EXERCISE DESCRIPTION
Exactly reproduce each record listed below.

DATASET EXTRACT
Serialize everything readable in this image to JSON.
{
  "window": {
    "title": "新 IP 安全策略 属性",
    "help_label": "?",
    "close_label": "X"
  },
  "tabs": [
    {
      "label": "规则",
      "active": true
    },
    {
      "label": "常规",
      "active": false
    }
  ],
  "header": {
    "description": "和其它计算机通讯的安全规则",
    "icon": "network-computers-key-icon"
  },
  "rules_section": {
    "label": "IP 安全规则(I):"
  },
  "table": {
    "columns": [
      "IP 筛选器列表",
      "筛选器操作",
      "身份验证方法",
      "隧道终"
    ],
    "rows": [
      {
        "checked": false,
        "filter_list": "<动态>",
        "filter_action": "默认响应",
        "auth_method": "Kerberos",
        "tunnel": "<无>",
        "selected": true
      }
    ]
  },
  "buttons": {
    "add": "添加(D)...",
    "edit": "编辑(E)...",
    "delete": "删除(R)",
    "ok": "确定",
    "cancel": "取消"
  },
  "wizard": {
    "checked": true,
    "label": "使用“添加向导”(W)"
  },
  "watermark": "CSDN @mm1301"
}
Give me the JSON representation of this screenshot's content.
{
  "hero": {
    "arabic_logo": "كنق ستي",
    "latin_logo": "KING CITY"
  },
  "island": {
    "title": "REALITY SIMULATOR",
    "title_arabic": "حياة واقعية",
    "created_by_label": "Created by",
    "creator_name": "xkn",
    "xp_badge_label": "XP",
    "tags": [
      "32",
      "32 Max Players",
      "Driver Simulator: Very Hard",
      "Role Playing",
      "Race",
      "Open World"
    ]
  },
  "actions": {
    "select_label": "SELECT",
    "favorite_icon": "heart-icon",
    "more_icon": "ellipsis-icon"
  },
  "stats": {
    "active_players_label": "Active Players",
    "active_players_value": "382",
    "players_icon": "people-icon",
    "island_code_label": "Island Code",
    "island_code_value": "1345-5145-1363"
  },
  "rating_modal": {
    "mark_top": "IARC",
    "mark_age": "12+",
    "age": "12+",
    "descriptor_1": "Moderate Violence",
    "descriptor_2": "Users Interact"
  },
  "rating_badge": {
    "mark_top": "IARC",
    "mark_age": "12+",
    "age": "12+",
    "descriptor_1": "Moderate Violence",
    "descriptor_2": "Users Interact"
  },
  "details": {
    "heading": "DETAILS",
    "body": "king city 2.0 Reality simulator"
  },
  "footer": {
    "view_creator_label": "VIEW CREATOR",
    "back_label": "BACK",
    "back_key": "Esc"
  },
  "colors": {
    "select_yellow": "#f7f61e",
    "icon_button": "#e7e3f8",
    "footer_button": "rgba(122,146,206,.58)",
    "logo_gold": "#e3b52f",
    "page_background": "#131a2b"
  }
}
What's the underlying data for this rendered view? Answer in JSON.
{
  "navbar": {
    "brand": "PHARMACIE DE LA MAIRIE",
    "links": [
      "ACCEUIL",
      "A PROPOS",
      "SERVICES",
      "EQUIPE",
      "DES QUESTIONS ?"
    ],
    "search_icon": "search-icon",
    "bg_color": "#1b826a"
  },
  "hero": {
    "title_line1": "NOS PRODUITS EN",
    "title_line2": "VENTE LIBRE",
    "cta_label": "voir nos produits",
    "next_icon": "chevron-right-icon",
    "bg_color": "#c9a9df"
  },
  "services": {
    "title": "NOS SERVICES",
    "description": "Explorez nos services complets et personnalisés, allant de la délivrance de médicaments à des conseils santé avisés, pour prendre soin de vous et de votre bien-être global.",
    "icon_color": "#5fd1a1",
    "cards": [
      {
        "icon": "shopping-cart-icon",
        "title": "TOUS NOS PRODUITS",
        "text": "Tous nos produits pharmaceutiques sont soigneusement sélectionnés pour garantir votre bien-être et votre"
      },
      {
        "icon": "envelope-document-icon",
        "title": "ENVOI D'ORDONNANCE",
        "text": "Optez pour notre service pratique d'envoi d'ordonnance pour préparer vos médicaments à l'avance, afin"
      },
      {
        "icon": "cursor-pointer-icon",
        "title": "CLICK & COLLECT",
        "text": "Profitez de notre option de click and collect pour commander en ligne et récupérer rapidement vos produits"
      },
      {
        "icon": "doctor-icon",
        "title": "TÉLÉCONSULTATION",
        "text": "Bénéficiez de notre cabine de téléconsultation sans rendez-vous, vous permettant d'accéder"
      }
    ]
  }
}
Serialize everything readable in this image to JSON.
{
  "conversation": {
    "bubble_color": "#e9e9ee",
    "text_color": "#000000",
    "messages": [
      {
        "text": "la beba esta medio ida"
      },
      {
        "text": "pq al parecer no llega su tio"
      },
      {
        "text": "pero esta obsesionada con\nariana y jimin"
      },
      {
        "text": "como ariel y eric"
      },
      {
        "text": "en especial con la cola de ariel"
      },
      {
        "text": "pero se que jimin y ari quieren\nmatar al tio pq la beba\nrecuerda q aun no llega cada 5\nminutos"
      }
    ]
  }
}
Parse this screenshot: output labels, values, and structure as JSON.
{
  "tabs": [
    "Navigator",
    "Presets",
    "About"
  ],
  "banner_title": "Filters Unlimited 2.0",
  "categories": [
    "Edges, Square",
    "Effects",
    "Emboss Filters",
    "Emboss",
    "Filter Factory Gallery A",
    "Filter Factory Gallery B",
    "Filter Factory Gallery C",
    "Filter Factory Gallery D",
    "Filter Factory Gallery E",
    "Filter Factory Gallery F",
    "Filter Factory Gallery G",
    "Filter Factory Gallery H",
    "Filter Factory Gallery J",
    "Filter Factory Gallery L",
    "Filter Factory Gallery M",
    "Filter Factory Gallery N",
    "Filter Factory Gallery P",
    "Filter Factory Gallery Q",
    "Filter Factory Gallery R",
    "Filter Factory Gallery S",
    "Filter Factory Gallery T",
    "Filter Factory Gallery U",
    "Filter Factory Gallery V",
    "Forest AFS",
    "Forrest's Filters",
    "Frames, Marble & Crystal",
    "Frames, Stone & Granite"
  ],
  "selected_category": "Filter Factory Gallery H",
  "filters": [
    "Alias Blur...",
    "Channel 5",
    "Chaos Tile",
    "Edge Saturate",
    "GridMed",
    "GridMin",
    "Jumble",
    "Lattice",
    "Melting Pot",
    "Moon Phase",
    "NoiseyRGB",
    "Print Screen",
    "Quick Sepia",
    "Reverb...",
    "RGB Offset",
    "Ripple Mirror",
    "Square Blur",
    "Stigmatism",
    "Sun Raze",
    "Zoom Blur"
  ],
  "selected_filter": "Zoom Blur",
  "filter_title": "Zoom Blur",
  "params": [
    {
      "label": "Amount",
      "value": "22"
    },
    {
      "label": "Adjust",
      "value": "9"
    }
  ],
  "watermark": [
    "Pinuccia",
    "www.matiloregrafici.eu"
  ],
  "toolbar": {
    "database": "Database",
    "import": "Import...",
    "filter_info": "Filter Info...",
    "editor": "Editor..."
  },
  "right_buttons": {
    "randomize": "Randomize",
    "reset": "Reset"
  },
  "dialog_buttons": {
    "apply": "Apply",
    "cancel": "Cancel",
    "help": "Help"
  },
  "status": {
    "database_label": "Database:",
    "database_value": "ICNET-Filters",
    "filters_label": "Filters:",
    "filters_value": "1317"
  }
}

RESULT
Serialize everything readable in this image to JSON.
{
  "window": {
    "title": "新 IP 安全策略 属性",
    "help_label": "?",
    "close_label": "X"
  },
  "tabs": [
    {
      "label": "规则",
      "active": true
    },
    {
      "label": "常规",
      "active": false
    }
  ],
  "header": {
    "description": "和其它计算机通讯的安全规则",
    "icon": "network-computers-key-icon"
  },
  "rules_section": {
    "label": "IP 安全规则(I):"
  },
  "table": {
    "columns": [
      "IP 筛选器列表",
      "筛选器操作",
      "身份验证方法",
      "隧道终"
    ],
    "rows": [
      {
        "checked": false,
        "filter_list": "<动态>",
        "filter_action": "默认响应",
        "auth_method": "Kerberos",
        "tunnel": "<无>",
        "selected": true
      }
    ]
  },
  "buttons": {
    "add": "添加(D)...",
    "edit": "编辑(E)...",
    "delete": "删除(R)",
    "ok": "确定",
    "cancel": "取消"
  },
  "wizard": {
    "checked": true,
    "label": "使用“添加向导”(W)"
  },
  "watermark": "CSDN @mm1301"
}
Give me the JSON representation of this screenshot's content.
{
  "hero": {
    "arabic_logo": "كنق ستي",
    "latin_logo": "KING CITY"
  },
  "island": {
    "title": "REALITY SIMULATOR",
    "title_arabic": "حياة واقعية",
    "created_by_label": "Created by",
    "creator_name": "xkn",
    "xp_badge_label": "XP",
    "tags": [
      "32",
      "32 Max Players",
      "Driver Simulator: Very Hard",
      "Role Playing",
      "Race",
      "Open World"
    ]
  },
  "actions": {
    "select_label": "SELECT",
    "favorite_icon": "heart-icon",
    "more_icon": "ellipsis-icon"
  },
  "stats": {
    "active_players_label": "Active Players",
    "active_players_value": "382",
    "players_icon": "people-icon",
    "island_code_label": "Island Code",
    "island_code_value": "1345-5145-1363"
  },
  "rating_modal": {
    "mark_top": "IARC",
    "mark_age": "12+",
    "age": "12+",
    "descriptor_1": "Moderate Violence",
    "descriptor_2": "Users Interact"
  },
  "rating_badge": {
    "mark_top": "IARC",
    "mark_age": "12+",
    "age": "12+",
    "descriptor_1": "Moderate Violence",
    "descriptor_2": "Users Interact"
  },
  "details": {
    "heading": "DETAILS",
    "body": "king city 2.0 Reality simulator"
  },
  "footer": {
    "view_creator_label": "VIEW CREATOR",
    "back_label": "BACK",
    "back_key": "Esc"
  },
  "colors": {
    "select_yellow": "#f7f61e",
    "icon_button": "#e7e3f8",
    "footer_button": "rgba(122,146,206,.58)",
    "logo_gold": "#e3b52f",
    "page_background": "#131a2b"
  }
}
What's the underlying data for this rendered view? Answer in JSON.
{
  "navbar": {
    "brand": "PHARMACIE DE LA MAIRIE",
    "links": [
      "ACCEUIL",
      "A PROPOS",
      "SERVICES",
      "EQUIPE",
      "DES QUESTIONS ?"
    ],
    "search_icon": "search-icon",
    "bg_color": "#1b826a"
  },
  "hero": {
    "title_line1": "NOS PRODUITS EN",
    "title_line2": "VENTE LIBRE",
    "cta_label": "voir nos produits",
    "next_icon": "chevron-right-icon",
    "bg_color": "#c9a9df"
  },
  "services": {
    "title": "NOS SERVICES",
    "description": "Explorez nos services complets et personnalisés, allant de la délivrance de médicaments à des conseils santé avisés, pour prendre soin de vous et de votre bien-être global.",
    "icon_color": "#5fd1a1",
    "cards": [
      {
        "icon": "shopping-cart-icon",
        "title": "TOUS NOS PRODUITS",
        "text": "Tous nos produits pharmaceutiques sont soigneusement sélectionnés pour garantir votre bien-être et votre"
      },
      {
        "icon": "envelope-document-icon",
        "title": "ENVOI D'ORDONNANCE",
        "text": "Optez pour notre service pratique d'envoi d'ordonnance pour préparer vos médicaments à l'avance, afin"
      },
      {
        "icon": "cursor-pointer-icon",
        "title": "CLICK & COLLECT",
        "text": "Profitez de notre option de click and collect pour commander en ligne et récupérer rapidement vos produits"
      },
      {
        "icon": "doctor-icon",
        "title": "TÉLÉCONSULTATION",
        "text": "Bénéficiez de notre cabine de téléconsultation sans rendez-vous, vous permettant d'accéder"
      }
    ]
  }
}
Serialize everything readable in this image to JSON.
{
  "conversation": {
    "bubble_color": "#e9e9ee",
    "text_color": "#000000",
    "messages": [
      {
        "text": "la beba esta medio ida"
      },
      {
        "text": "pq al parecer no llega su tio"
      },
      {
        "text": "pero esta obsesionada con\nariana y jimin"
      },
      {
        "text": "como ariel y eric"
      },
      {
        "text": "en especial con la cola de ariel"
      },
      {
        "text": "pero se que jimin y ari quieren\nmatar al tio pq la beba\nrecuerda q aun no llega cada 5\nminutos"
      }
    ]
  }
}
Parse this screenshot: output labels, values, and structure as JSON.
{
  "tabs": [
    "Navigator",
    "Presets",
    "About"
  ],
  "banner_title": "Filters Unlimited 2.0",
  "categories": [
    "Edges, Square",
    "Effects",
    "Emboss Filters",
    "Emboss",
    "Filter Factory Gallery A",
    "Filter Factory Gallery B",
    "Filter Factory Gallery C",
    "Filter Factory Gallery D",
    "Filter Factory Gallery E",
    "Filter Factory Gallery F",
    "Filter Factory Gallery G",
    "Filter Factory Gallery H",
    "Filter Factory Gallery J",
    "Filter Factory Gallery L",
    "Filter Factory Gallery M",
    "Filter Factory Gallery N",
    "Filter Factory Gallery P",
    "Filter Factory Gallery Q",
    "Filter Factory Gallery R",
    "Filter Factory Gallery S",
    "Filter Factory Gallery T",
    "Filter Factory Gallery U",
    "Filter Factory Gallery V",
    "Forest AFS",
    "Forrest's Filters",
    "Frames, Marble & Crystal",
    "Frames, Stone & Granite"
  ],
  "selected_category": "Filter Factory Gallery H",
  "filters": [
    "Alias Blur...",
    "Channel 5",
    "Chaos Tile",
    "Edge Saturate",
    "GridMed",
    "GridMin",
    "Jumble",
    "Lattice",
    "Melting Pot",
    "Moon Phase",
    "NoiseyRGB",
    "Print Screen",
    "Quick Sepia",
    "Reverb...",
    "RGB Offset",
    "Ripple Mirror",
    "Square Blur",
    "Stigmatism",
    "Sun Raze",
    "Zoom Blur"
  ],
  "selected_filter": "Zoom Blur",
  "filter_title": "Zoom Blur",
  "params": [
    {
      "label": "Amount",
      "value": "22"
    },
    {
      "label": "Adjust",
      "value": "9"
    }
  ],
  "watermark": [
    "Pinuccia",
    "www.matiloregrafici.eu"
  ],
  "toolbar": {
    "database": "Database",
    "import": "Import...",
    "filter_info": "Filter Info...",
    "editor": "Editor..."
  },
  "right_buttons": {
    "randomize": "Randomize",
    "reset": "Reset"
  },
  "dialog_buttons": {
    "apply": "Apply",
    "cancel": "Cancel",
    "help": "Help"
  },
  "status": {
    "database_label": "Database:",
    "database_value": "ICNET-Filters",
    "filters_label": "Filters:",
    "filters_value": "1317"
  }
}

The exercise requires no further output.